▸ Stated goal: Go through the entries one line at a time, and gather every line that has the word "Religious".

Figure collection entries

+++

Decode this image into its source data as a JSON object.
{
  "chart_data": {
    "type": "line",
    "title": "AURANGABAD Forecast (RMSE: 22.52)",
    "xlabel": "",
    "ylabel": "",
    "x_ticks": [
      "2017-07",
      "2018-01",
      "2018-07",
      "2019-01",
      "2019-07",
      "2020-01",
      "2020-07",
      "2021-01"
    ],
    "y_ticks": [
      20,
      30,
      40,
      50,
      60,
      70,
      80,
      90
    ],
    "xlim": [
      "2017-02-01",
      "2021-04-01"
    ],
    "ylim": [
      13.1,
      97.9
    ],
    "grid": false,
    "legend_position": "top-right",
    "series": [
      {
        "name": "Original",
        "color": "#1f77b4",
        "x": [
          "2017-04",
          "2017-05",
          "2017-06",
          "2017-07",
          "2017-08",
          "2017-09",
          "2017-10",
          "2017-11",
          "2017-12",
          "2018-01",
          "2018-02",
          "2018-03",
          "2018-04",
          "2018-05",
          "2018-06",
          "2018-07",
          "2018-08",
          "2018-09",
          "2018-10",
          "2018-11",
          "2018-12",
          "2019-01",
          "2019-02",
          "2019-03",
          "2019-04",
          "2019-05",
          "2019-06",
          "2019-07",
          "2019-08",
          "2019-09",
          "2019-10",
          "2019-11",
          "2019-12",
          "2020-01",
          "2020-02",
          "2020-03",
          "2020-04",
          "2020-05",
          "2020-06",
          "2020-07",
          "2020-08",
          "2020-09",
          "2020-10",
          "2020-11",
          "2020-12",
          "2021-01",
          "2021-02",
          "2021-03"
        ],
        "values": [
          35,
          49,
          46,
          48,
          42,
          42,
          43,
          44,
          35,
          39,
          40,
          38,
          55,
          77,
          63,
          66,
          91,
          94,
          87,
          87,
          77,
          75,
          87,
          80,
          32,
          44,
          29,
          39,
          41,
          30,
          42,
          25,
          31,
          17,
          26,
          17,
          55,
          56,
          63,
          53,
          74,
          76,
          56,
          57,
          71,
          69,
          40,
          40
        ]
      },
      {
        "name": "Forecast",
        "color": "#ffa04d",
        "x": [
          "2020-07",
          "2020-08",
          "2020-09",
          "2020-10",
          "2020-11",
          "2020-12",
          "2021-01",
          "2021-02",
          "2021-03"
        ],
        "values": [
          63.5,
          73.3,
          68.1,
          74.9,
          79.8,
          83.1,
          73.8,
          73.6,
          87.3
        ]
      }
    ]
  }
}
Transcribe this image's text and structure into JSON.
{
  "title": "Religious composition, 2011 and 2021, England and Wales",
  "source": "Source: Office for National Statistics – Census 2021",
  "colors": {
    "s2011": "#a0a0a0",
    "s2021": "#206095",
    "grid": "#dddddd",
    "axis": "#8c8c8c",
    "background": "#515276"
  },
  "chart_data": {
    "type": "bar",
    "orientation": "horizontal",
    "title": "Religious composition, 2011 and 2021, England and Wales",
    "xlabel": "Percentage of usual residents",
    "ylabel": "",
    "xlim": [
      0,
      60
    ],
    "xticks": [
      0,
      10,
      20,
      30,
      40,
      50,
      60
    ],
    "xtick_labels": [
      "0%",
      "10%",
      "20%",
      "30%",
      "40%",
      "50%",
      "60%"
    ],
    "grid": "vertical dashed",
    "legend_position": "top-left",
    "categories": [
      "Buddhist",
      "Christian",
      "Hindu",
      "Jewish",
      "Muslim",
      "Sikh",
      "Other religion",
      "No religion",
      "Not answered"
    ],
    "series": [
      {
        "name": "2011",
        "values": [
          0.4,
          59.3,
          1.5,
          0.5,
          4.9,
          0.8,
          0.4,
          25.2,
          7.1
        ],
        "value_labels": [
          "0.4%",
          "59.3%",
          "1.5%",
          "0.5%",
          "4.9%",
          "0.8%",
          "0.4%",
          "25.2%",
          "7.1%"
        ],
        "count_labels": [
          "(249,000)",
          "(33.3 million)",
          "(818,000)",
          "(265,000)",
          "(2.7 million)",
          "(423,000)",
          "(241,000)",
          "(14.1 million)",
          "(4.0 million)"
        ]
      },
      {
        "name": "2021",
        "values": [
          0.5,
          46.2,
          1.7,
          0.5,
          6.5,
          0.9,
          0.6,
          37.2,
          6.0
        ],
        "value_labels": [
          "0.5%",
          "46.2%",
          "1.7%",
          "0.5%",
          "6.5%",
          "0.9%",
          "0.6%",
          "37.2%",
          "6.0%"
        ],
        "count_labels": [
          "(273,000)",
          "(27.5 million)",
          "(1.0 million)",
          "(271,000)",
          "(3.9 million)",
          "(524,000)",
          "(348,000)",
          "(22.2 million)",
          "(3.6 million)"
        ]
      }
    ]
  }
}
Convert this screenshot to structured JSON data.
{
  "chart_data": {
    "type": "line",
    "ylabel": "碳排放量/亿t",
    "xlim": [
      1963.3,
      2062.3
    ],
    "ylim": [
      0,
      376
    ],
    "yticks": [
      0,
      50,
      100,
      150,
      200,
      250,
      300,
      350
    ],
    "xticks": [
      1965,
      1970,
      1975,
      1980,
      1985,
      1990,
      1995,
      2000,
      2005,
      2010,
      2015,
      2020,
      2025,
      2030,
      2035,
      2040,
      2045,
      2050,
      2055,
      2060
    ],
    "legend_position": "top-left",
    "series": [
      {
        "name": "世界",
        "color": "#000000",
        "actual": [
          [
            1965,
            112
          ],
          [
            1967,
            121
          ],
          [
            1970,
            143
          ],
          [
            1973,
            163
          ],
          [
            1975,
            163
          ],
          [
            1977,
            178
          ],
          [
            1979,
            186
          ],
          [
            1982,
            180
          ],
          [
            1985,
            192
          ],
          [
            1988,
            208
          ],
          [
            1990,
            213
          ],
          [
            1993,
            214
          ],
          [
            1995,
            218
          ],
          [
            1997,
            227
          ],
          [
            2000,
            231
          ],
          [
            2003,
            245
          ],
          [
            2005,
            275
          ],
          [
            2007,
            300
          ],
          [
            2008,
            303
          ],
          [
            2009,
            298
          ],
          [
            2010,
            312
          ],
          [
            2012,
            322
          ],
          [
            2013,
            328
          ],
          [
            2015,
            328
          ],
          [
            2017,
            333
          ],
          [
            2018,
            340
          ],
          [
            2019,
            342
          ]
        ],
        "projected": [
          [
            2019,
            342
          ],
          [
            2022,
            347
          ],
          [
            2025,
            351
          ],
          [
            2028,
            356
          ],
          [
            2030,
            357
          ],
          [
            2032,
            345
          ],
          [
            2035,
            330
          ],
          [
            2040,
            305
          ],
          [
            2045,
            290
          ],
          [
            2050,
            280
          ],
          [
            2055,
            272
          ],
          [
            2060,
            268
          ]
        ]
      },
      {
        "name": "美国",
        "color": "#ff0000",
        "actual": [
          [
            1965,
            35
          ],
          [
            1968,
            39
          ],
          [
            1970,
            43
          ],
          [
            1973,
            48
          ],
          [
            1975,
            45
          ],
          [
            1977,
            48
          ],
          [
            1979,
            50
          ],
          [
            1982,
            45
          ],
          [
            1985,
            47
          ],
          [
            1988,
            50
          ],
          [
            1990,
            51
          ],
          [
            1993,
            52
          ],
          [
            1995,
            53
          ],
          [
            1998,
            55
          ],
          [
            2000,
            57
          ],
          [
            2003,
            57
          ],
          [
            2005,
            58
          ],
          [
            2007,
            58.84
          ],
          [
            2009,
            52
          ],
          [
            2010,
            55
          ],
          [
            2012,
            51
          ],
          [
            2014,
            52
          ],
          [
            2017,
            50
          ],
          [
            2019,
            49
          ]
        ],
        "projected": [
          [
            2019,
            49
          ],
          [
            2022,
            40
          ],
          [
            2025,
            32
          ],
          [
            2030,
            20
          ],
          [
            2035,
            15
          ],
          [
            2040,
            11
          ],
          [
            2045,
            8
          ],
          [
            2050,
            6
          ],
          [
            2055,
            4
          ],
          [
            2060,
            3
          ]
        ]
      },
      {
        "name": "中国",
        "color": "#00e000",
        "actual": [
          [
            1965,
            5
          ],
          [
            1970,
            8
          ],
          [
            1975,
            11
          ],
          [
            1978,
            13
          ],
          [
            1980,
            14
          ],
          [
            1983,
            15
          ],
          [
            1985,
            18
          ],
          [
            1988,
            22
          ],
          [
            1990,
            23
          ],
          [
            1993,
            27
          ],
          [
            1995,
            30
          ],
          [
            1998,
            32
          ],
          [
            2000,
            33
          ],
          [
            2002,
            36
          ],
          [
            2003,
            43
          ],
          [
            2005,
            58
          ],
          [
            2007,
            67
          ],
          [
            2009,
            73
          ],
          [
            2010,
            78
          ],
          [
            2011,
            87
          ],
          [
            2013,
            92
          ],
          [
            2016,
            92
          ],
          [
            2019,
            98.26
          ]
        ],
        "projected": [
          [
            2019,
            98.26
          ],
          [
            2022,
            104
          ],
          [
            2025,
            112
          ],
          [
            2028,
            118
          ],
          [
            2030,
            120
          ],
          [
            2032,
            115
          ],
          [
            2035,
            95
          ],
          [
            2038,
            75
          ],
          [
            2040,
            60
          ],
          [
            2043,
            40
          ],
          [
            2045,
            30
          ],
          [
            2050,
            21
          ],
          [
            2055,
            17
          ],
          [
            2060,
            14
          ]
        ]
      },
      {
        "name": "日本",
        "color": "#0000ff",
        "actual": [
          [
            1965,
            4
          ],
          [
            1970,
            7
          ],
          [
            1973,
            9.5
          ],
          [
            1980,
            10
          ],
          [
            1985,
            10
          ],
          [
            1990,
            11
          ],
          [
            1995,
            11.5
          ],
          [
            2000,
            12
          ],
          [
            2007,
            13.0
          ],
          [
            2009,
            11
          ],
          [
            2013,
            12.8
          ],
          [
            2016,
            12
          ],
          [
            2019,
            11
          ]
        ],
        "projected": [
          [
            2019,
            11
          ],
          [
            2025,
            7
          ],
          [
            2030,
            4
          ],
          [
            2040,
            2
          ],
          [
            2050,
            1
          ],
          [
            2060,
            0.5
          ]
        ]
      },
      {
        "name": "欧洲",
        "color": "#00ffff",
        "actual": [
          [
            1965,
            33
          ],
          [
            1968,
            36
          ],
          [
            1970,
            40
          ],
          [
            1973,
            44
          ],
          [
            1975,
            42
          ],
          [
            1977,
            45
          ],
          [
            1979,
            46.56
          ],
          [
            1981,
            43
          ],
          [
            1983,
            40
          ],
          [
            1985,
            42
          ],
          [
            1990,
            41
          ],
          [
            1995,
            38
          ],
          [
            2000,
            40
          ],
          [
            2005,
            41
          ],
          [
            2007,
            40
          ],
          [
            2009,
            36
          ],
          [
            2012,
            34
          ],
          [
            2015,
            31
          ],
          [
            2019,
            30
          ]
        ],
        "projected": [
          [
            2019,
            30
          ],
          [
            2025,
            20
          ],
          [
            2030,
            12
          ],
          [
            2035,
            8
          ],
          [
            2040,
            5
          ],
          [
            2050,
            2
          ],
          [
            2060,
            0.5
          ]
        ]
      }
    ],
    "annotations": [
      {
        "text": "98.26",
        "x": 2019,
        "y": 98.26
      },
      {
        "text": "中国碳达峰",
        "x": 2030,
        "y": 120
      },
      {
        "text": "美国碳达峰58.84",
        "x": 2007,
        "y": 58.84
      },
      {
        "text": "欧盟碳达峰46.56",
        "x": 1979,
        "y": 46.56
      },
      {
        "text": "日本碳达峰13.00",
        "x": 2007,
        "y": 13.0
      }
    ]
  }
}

+++

▸ Output of the exercise:
  "title": "Religious composition, 2011 and 2021, England and Wales",
    "title": "Religious composition, 2011 and 2021, England and Wales",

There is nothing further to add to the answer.